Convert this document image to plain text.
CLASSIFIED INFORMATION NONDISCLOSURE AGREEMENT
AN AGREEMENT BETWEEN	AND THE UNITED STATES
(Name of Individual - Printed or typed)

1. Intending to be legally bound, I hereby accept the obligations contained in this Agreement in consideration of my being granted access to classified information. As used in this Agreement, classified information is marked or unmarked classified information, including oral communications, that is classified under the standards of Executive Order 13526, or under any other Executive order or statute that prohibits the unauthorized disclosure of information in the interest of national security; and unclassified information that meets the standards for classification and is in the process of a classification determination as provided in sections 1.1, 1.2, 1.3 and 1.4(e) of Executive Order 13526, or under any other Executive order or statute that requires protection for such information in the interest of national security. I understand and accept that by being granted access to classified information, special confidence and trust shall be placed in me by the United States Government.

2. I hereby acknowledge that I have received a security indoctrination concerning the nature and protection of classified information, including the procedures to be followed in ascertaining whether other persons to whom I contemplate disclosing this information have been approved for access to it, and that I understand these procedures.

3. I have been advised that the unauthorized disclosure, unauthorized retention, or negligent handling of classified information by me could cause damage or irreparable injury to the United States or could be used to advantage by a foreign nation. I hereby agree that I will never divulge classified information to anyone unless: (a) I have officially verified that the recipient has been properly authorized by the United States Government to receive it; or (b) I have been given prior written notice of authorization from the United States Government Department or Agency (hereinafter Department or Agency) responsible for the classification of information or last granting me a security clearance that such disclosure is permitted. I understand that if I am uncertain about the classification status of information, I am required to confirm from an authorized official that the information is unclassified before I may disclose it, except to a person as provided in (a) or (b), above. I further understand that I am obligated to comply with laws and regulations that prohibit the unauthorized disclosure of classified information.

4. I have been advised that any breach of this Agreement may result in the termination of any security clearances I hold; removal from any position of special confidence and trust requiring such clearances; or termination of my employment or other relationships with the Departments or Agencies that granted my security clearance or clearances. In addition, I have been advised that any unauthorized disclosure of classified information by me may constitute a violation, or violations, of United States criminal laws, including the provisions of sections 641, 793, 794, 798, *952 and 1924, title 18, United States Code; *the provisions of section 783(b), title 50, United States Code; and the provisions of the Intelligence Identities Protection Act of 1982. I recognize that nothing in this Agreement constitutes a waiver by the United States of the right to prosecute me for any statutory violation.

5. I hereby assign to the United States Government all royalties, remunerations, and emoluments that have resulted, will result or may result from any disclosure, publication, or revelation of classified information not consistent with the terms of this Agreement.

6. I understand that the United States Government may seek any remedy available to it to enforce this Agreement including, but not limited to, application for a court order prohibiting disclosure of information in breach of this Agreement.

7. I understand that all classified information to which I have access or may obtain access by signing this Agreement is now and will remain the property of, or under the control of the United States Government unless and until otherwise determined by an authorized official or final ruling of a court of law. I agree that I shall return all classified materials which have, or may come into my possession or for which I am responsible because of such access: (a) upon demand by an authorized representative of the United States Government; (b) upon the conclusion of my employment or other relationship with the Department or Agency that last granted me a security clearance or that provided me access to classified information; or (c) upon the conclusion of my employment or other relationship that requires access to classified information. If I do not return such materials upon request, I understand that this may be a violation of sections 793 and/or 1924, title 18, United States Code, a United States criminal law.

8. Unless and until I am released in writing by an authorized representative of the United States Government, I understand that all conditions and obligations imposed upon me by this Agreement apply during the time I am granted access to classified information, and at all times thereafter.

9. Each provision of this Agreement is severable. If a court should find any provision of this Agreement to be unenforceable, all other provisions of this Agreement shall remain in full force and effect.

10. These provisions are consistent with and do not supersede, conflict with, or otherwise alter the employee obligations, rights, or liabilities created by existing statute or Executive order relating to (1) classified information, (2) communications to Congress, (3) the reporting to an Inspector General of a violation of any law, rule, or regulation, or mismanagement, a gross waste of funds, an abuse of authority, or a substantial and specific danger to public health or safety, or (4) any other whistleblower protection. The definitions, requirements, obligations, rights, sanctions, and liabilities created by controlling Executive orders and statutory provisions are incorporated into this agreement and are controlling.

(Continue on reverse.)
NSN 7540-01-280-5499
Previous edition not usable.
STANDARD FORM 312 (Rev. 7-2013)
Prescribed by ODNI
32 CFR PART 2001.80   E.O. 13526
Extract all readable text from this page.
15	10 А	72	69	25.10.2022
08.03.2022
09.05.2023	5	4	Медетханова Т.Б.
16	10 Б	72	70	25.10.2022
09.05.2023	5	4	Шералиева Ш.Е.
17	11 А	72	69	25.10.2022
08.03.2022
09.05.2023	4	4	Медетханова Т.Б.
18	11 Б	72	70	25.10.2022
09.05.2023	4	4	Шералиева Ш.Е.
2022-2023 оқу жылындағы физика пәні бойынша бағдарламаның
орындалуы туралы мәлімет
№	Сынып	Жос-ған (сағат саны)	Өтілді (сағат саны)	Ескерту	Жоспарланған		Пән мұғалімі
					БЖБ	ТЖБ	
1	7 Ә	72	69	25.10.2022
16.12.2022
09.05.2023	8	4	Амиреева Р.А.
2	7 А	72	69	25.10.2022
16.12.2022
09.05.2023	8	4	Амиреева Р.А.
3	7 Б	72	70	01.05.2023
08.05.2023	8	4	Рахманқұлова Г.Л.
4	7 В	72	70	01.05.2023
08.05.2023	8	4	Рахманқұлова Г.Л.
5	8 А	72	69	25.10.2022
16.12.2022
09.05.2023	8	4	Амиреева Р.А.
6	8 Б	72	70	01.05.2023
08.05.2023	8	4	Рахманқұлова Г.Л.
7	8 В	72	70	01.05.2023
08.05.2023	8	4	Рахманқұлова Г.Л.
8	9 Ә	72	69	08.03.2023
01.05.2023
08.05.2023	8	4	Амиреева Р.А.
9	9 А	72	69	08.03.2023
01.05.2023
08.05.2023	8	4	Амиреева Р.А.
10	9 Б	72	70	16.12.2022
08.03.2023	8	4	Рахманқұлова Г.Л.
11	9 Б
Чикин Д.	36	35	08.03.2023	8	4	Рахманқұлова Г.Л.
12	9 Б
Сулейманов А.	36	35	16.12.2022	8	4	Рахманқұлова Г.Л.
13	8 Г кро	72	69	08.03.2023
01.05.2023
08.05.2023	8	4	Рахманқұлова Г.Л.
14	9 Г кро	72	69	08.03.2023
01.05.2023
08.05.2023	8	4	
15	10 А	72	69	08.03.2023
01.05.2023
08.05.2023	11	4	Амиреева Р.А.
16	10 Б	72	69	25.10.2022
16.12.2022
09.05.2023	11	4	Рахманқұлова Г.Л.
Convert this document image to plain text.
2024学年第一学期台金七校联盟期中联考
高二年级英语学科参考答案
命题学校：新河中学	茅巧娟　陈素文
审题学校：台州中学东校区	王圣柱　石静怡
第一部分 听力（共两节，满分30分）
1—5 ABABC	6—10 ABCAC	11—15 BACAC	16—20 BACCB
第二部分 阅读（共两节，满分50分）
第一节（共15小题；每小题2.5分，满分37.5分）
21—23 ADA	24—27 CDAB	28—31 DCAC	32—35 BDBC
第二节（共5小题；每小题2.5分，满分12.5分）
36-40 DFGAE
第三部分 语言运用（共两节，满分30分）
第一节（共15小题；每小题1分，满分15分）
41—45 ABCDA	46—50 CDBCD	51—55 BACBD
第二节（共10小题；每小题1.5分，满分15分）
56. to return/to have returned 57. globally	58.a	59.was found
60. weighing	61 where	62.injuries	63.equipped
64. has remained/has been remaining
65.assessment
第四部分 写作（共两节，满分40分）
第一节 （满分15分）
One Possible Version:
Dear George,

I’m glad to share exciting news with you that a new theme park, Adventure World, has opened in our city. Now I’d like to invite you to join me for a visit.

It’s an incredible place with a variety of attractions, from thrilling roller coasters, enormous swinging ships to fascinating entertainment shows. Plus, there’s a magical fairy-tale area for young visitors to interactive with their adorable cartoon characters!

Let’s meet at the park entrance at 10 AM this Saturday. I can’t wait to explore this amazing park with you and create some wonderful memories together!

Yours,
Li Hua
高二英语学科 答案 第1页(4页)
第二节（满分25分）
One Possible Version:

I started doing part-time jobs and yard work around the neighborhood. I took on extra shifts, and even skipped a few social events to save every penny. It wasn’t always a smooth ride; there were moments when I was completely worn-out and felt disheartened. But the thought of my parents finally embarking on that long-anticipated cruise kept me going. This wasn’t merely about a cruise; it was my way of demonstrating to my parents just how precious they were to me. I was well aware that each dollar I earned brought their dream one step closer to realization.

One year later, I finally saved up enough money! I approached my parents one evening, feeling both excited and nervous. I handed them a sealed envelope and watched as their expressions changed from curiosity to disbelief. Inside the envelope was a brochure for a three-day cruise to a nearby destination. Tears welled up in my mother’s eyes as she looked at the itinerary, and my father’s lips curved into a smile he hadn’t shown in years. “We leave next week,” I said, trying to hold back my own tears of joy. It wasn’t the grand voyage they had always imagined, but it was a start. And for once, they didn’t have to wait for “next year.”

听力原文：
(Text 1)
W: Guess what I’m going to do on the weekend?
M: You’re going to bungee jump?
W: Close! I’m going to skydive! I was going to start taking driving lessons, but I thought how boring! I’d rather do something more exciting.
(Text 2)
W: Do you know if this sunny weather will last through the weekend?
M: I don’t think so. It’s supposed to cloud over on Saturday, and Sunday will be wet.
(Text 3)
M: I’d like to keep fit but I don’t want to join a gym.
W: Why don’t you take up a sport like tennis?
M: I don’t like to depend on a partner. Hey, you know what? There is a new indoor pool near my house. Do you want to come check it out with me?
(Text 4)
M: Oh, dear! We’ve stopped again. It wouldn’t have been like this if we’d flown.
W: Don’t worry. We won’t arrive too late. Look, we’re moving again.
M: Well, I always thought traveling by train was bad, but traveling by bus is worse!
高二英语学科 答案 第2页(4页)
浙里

Exercise goal:
Pick out and copy the lines of the material that include the word "join".

Written answer:
I’m glad to share exciting news with you that a new theme park, Adventure World, has opened in our city. Now I’d like to invite you to join me for a visit.
M: I’d like to keep fit but I don’t want to join a gym.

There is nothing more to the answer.